__THE INPUT__:
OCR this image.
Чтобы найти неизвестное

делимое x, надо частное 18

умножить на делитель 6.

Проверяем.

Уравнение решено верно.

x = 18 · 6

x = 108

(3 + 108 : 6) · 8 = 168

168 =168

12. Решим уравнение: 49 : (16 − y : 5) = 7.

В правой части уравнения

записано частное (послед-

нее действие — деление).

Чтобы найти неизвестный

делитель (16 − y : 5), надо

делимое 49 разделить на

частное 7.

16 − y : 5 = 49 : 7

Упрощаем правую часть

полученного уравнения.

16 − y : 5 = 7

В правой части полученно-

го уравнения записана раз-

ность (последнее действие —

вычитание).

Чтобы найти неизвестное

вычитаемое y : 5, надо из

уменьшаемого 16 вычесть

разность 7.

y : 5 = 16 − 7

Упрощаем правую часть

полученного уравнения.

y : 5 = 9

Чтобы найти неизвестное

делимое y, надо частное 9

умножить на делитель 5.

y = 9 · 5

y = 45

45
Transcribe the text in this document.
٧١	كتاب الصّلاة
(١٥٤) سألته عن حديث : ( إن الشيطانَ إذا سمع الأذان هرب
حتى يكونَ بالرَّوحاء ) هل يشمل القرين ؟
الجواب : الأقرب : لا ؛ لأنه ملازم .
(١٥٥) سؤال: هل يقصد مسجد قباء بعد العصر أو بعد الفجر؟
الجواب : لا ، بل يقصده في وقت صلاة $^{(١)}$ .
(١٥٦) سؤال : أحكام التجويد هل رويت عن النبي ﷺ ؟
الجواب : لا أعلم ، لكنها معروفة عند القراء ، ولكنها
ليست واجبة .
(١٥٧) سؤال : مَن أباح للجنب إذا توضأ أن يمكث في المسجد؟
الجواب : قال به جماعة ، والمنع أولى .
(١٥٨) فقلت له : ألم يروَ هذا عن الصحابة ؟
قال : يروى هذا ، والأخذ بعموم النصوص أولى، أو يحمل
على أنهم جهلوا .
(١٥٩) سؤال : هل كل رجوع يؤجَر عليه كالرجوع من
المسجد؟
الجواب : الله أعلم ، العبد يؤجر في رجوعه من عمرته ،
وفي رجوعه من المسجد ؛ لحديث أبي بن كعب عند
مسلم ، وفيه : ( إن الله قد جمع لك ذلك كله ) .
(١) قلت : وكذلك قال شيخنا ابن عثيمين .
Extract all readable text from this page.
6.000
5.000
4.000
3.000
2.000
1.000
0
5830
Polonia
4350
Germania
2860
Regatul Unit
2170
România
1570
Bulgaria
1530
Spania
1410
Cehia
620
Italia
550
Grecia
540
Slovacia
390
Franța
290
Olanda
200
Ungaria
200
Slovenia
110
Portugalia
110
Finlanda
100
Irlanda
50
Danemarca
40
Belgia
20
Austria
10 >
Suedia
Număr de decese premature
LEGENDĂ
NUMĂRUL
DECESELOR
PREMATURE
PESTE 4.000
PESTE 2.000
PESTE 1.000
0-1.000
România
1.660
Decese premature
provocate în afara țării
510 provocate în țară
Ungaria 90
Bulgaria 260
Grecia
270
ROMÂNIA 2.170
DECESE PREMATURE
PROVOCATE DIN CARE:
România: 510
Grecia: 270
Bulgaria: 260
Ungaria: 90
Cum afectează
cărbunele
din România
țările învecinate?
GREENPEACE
--
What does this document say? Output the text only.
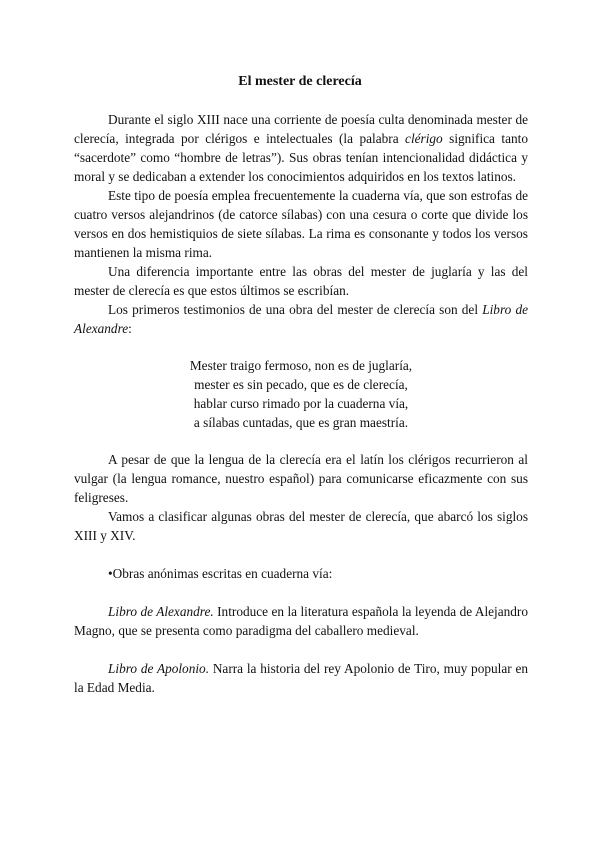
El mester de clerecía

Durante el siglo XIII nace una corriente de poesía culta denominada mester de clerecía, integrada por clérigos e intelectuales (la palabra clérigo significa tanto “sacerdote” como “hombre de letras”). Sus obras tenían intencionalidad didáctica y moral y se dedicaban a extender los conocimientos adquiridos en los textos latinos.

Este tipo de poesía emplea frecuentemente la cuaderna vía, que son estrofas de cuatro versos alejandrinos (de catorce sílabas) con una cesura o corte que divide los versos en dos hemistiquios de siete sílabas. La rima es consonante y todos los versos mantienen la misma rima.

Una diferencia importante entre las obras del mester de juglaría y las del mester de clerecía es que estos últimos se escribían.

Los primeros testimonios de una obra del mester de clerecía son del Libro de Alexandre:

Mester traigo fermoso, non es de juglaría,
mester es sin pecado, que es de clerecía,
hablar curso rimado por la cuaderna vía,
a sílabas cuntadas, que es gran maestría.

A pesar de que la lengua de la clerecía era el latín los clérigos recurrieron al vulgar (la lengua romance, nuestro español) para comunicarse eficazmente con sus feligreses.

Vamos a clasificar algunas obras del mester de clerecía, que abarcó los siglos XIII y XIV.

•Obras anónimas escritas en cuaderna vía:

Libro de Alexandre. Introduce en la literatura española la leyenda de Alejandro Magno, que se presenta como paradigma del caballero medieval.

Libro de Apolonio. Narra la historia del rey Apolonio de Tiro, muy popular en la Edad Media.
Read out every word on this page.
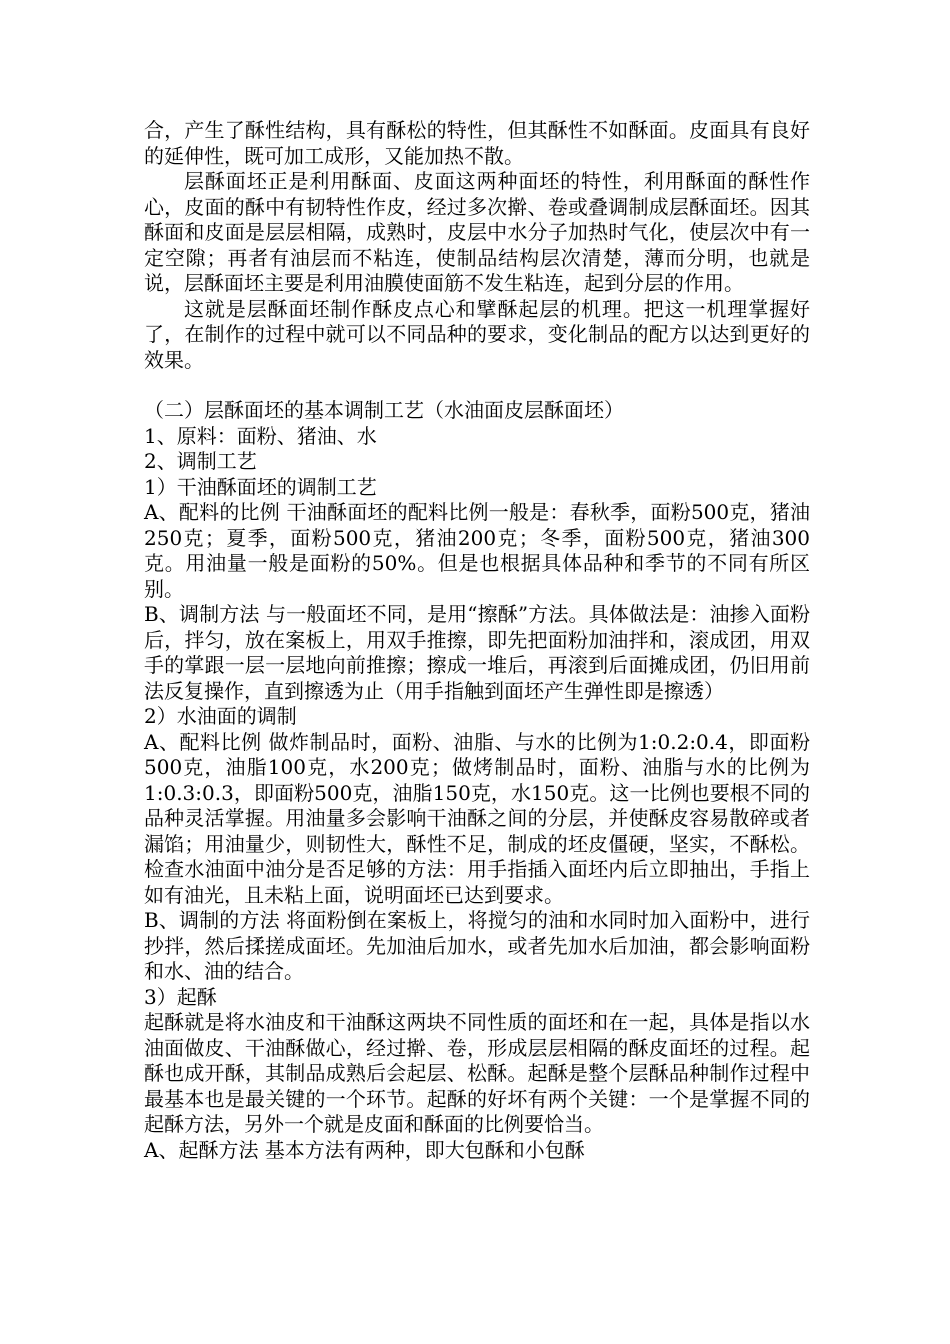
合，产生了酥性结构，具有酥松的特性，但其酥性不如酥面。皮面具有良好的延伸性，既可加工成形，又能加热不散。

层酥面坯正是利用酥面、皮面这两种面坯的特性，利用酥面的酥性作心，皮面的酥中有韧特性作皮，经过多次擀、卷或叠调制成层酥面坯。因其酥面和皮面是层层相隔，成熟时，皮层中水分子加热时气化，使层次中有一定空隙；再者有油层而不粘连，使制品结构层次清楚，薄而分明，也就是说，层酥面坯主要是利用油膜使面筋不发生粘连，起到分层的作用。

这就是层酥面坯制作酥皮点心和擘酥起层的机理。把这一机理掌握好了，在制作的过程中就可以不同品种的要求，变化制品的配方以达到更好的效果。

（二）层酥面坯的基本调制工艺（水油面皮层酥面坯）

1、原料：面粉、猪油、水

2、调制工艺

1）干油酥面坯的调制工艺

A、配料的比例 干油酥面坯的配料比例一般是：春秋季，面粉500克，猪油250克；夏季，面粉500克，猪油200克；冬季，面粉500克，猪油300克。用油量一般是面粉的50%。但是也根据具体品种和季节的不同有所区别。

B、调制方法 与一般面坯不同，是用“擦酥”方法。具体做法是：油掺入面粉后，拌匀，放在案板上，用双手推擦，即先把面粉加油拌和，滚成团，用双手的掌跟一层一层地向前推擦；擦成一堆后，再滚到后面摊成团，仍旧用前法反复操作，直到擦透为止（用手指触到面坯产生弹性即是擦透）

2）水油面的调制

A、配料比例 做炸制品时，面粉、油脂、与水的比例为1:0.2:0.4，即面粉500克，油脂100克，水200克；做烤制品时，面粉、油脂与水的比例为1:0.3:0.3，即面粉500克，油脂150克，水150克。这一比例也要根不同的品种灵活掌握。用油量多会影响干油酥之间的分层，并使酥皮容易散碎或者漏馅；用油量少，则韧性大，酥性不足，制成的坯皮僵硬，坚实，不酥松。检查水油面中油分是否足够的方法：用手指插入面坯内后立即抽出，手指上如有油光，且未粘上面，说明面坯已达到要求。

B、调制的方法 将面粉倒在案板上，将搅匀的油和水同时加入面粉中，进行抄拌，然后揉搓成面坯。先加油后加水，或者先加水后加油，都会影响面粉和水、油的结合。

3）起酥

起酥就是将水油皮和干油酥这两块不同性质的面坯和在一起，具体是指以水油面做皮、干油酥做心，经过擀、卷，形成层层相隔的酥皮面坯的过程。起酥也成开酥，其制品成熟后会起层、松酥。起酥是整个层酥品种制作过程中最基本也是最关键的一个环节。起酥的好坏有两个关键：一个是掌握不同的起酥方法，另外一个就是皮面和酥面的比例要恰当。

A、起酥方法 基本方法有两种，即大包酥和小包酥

__CHALLENGE__:
Filter the listing above for the string "cuaderna" and copy every matching line.

__THE COMPLETED TASK__:
Este tipo de poesía emplea frecuentemente la cuaderna vía, que son estrofas de cuatro versos alejandrinos (de catorce sílabas) con una cesura o corte que divide los versos en dos hemistiquios de siete sílabas. La rima es consonante y todos los versos mantienen la misma rima.
hablar curso rimado por la cuaderna vía,
•Obras anónimas escritas en cuaderna vía:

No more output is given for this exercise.